**DOCUMENT EXCERPT:**
Thursday, September 27, 2007

"Inslee: Kennedy ‘Got Us To The Moon,’ But ‘Bush’s Energy Policy Wouldn’t Get Us To Cleveland’" (with video)

Think Progress, with video:
On Thursday, President Bush will host a meeting of the world’s major emitters of greenhouse gases where he will push them to accept his misguided framework of “voluntary” reductions.
Bush is using this meeting as an excuse for skipping yesterday’s conference at the United Nations where world leaders met to lay out an aggressive “road map” once the Kyoto Protocol expires in 2012.

Yesterday, ThinkProgress spoke with Rep. Jay Inslee (D-WA), who sharply criticized Bush’s decision to skip the U.N. meeting and his destructive global warming policies. “Kennedy got us to the moon,” said Inslee. “George Bush’s energy policy wouldn’t get us to Cleveland.” From the interview:

[Bush] has this hallucination that somehow a voluntary system will cause the huge investment we need in high technology to be made. And we simply know that volunteerism is great for PTA bake sales, but they will not reorder the economic system of the world, and move to a clean energy technology. […]

But if we continue down this path of George Bush, with the rose-colored glasses, and he can wave his magic wand and suddenly everyone is going to make this investment. That dog just won’t hunt. And we’ve seen this sort of fictional policies before in his optimism that he was going to sprinkle success over Iraq and it’s the same thing with global warming.

Watch it:

Bush’s chief science adviser, John Marburger, recently said that manmade global warming is an “unequivocal” fact. But as Inslee notes, embracing rhetoric isn’t enough. He added that Bush has basically been reassuring his “friends in the oil and gas industry” that “we accept global warming, but don’t worry friends, we’re not going to actually do anything about it.”

**Records in a dataset:**
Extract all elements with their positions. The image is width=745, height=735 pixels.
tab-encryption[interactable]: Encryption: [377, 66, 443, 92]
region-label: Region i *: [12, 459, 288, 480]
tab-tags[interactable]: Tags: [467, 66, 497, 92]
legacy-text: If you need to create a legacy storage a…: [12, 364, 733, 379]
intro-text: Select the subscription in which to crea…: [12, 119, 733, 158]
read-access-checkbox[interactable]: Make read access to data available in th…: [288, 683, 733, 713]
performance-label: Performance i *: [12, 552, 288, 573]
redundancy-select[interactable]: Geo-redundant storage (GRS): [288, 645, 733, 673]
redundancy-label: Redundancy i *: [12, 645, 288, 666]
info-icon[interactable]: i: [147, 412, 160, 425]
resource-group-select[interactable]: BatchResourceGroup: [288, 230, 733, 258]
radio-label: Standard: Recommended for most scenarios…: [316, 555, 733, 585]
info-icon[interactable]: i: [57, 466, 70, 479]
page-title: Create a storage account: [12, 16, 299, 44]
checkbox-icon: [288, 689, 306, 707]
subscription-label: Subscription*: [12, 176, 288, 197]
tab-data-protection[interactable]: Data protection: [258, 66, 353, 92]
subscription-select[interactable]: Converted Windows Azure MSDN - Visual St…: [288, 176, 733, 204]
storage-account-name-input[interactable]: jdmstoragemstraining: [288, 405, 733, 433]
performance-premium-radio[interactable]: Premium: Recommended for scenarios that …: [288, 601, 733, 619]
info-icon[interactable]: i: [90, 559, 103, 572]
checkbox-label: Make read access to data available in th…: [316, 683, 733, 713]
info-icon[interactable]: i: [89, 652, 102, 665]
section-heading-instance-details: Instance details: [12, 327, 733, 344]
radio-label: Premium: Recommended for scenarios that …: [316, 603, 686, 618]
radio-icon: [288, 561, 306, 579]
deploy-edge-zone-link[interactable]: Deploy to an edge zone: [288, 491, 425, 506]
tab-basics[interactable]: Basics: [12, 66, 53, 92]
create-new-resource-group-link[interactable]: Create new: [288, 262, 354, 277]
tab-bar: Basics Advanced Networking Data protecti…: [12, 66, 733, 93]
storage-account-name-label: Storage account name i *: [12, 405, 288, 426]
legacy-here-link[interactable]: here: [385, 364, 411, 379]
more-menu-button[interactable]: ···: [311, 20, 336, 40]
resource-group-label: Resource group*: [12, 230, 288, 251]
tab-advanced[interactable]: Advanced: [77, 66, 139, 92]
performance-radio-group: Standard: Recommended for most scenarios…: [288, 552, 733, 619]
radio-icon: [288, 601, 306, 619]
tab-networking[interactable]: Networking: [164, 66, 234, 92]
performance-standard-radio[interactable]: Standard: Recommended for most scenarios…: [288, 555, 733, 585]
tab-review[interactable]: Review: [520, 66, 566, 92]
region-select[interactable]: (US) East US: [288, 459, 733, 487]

**EXERCISE INSTRUCTIONS:** In the Inslee post, copy everything from "Bush is using" down to "expires in 2012.", substituting "summit" for "conference". Work only from the Inslee post.

**SOLUTION BELOW:**
Bush is using this meeting as an excuse for skipping yesterday’s summit at the United Nations where world leaders met to lay out an aggressive “road map” once the Kyoto Protocol expires in 2012.